Задания:
a) Выпишите из текста о законах Ману без изменений фрагмент, который начинается со слов «Законы Ману, 1992, гл.» и заканчивается словами «при каких обстоятельствах.».
b) Обновите фрагмент листинга, который начинается строкой, содержащей «point: [545, 227, 552, 233]», и заканчивается строкой, содержащей «point: [829, 276, 836, 283]» (обе строки включительно): замените в нем «point» на «marker», а все остальное оставьте без изменений. Приведите только эти строки.

Исходный текст:
--------

Я решил подробнее изучить этику божественности и в 1993 году на три месяца поехал в Бхубанешвар, чтобы беседовать там со жрецами, монахами и другими специалистами по индуистскому богослужению и практикам. Когда я готовился к поездке, то прочитал все, что мог, об индуизме и антропологии чистоты-нечистоты, в том числе и законы Ману (Законы Ману, 1992), руководство для брахманов (касты жрецов), написанное в I или II веке. Ману учит брахманов, как жить, есть, молиться и взаимодействовать с другими людьми, не забывая о том, что Коттон Мэзер называл «естественными потребностями». В одном отрывке Ману перечисляет, в каком случае жрецу «нельзя даже думать» о чтении священных Вед (писаний):
…при отправлении естественных надобностей, не очистившись после приема пищи, а также участвуя в шраддхе… ни поев мяса, а также пищи, нечистой вследствие рождения [в доме ребенка] … ни при вое шакалов… ни около кладбища… ни надев платье, в котором он был во время сношения с женщиной, ни получив что-либо при шраддхе… ни тотчас после еды, ни при плохом пищеварении, ни после рвоты, ни во время отрыжки… ни когда кровь течет из членов тела, ни когда он ранен оружием.
Законы Ману, 1992, гл. IV, 109–122.
Это совершенно потрясающий отрывок: в нем перечислены все категории отвращения, которые изучали мы с Розином и Макколи – пища, продукты жизнедеятельности, животные, секс, смерть, нарушения телесной оболочки и гигиена. Ману говорит, что присутствие в сознании священных Вед несовместимо с загрязнением тела любым источником отвращения (о том, что люди – «прирожденные дуалисты» и держат душу и тело порознь, см. Bloom, 2004). Божественное и отвратительное нельзя смешивать ни при каких обстоятельствах.

--------

Записи размеченных областей
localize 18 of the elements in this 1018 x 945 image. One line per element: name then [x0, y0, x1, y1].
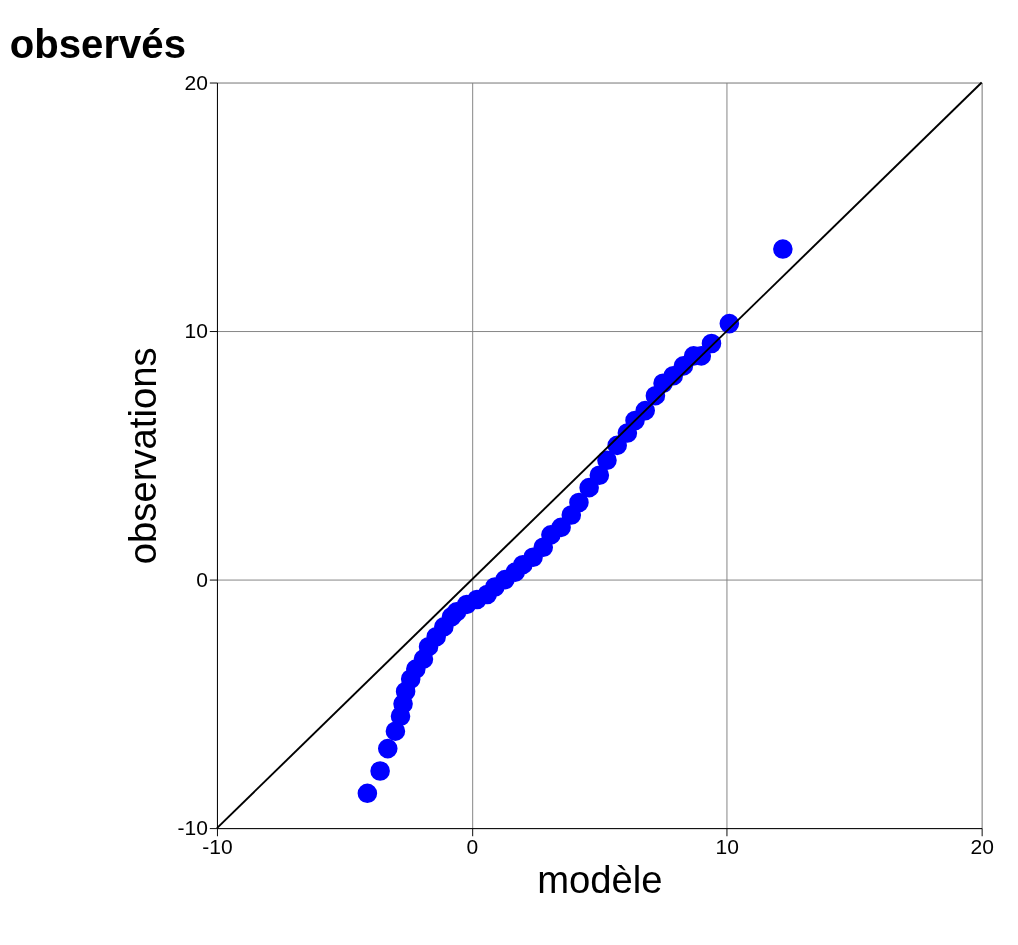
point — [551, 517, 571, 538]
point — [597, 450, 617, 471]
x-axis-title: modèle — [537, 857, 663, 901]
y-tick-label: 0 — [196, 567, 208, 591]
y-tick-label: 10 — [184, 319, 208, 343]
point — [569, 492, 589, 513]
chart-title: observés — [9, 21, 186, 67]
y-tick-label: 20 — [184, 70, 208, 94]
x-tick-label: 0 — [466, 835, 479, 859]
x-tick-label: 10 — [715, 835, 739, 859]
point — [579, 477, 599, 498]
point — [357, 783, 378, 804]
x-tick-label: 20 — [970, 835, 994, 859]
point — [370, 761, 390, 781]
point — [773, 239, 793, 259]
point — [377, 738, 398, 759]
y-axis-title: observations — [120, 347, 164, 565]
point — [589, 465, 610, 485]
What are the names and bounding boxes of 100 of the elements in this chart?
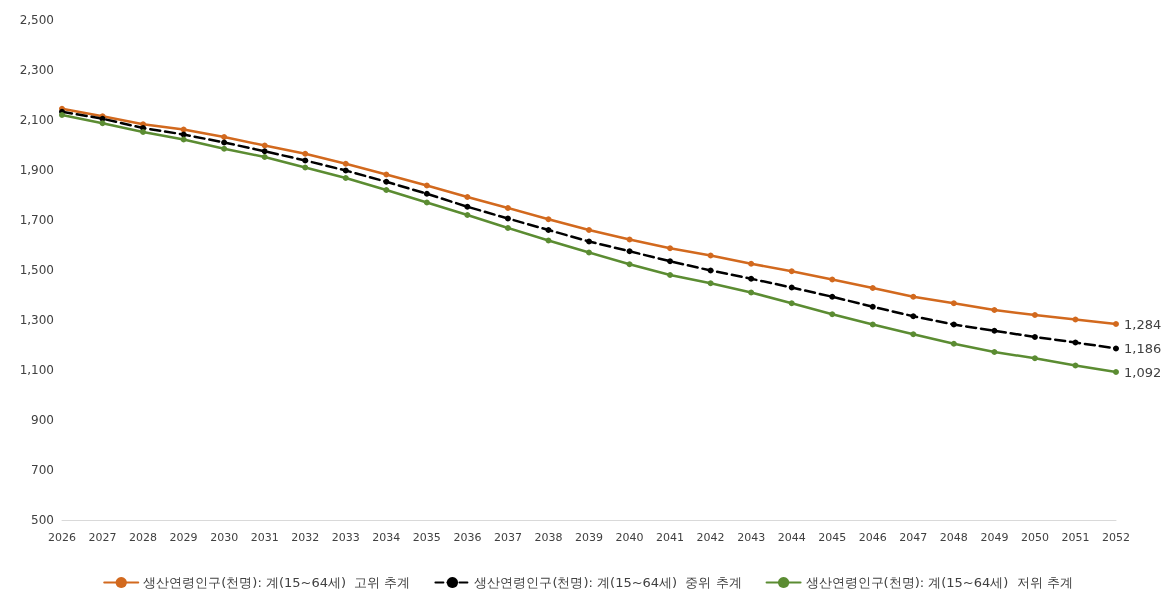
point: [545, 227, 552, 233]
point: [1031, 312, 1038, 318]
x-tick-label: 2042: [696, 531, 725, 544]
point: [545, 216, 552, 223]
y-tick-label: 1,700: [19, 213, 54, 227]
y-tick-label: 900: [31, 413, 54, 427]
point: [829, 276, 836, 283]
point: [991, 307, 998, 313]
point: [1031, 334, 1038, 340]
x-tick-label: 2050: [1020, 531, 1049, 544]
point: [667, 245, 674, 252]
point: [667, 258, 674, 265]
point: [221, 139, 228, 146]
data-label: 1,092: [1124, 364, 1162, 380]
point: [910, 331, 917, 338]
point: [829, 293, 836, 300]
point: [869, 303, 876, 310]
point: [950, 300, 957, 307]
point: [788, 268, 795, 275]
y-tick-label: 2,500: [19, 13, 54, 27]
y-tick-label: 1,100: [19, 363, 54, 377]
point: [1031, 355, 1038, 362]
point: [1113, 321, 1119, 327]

--------

Ответы к заданиям:
a)
Законы Ману, 1992, гл. IV, 109–122.
Это совершенно потрясающий отрывок: в нем перечислены все категории отвращения, которые изучали мы с Розином и Макколи – пища, продукты жизнедеятельности, животные, секс, смерть, нарушения телесной оболочки и гигиена. Ману говорит, что присутствие в сознании священных Вед несовместимо с загрязнением тела любым источником отвращения (о том, что люди – «прирожденные дуалисты» и держат душу и тело порознь, см. Bloom, 2004). Божественное и отвратительное нельзя смешивать ни при каких обстоятельствах.

b)
marker: [545, 227, 552, 233]
marker: [1031, 312, 1038, 318]
x-tick-label: 2042: [696, 531, 725, 544]
marker: [545, 216, 552, 223]
y-tick-label: 1,700: [19, 213, 54, 227]
y-tick-label: 900: [31, 413, 54, 427]
marker: [829, 276, 836, 283]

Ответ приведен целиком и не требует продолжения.